— Figure record listings —
▼▼▼

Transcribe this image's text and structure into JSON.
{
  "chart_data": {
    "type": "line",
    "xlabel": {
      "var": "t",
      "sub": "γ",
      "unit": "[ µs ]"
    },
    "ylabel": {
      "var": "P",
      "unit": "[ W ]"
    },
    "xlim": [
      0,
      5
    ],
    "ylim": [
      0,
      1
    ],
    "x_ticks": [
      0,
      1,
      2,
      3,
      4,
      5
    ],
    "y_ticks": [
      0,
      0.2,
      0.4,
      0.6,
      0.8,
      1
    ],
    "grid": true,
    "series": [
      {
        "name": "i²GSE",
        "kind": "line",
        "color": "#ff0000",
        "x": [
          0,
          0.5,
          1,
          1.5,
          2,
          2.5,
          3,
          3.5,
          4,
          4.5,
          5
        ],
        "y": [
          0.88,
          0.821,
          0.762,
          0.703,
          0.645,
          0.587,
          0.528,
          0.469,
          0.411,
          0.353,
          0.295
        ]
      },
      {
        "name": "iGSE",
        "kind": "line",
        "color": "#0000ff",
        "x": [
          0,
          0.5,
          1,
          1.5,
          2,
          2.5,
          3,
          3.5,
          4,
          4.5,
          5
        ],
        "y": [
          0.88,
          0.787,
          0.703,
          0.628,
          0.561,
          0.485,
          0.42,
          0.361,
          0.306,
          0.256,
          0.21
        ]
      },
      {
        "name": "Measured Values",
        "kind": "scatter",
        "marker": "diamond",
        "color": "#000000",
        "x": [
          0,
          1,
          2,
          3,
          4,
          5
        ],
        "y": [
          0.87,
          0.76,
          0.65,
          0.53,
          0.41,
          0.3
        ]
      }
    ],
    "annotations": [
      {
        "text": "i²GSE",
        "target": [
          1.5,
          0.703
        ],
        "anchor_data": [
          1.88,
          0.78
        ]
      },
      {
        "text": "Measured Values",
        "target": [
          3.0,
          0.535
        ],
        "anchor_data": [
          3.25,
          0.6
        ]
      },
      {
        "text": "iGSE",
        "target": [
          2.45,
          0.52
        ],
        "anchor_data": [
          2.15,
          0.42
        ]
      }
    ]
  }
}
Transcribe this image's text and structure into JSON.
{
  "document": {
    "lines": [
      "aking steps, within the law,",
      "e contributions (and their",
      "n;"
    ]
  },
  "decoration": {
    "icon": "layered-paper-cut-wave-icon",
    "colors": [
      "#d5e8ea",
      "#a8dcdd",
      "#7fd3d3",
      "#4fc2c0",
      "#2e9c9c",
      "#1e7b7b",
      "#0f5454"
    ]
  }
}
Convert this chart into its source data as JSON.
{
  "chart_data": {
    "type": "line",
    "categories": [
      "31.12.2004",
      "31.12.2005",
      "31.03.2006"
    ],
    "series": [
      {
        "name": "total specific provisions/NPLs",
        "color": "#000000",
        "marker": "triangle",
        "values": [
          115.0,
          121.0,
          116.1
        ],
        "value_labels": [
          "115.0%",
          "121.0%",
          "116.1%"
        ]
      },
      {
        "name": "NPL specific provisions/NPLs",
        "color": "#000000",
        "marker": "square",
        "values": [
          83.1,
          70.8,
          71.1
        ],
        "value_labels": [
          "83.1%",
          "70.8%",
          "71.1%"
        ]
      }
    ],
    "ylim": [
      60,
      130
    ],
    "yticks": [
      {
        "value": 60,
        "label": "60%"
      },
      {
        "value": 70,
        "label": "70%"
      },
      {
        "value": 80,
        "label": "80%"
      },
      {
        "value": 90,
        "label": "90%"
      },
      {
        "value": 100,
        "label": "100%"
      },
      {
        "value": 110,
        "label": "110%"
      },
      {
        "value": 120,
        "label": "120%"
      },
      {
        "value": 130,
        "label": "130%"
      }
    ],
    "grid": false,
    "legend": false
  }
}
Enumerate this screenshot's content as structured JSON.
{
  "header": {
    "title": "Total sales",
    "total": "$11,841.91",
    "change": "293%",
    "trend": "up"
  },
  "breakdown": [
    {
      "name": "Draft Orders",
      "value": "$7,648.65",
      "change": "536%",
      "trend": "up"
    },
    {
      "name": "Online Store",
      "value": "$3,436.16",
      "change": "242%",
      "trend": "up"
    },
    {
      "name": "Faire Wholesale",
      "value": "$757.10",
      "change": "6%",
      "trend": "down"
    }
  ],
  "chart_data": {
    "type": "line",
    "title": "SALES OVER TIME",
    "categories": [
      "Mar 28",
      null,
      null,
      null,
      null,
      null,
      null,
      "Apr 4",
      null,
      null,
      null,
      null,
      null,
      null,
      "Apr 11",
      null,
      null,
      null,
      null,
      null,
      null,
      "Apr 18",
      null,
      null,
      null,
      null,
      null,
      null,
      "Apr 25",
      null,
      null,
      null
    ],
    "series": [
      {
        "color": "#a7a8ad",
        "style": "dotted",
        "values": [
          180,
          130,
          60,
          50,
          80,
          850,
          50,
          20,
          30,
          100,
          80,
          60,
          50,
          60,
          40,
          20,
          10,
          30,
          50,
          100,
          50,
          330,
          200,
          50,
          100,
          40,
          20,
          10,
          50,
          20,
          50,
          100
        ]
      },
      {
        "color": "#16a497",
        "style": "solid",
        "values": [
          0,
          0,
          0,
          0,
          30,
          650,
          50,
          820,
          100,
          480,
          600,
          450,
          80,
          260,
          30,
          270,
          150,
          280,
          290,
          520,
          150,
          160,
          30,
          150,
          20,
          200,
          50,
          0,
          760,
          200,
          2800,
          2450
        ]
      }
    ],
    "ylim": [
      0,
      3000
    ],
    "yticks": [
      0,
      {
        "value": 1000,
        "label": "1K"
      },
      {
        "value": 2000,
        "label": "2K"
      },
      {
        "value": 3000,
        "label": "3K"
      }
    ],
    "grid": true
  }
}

▲▲▲

— EXERCISE OBJECTIVE —
Identify which lines contain the word "specific" and copy each one.

— WRITTEN SOLUTION —
        "name": "total specific provisions/NPLs",
        "name": "NPL specific provisions/NPLs",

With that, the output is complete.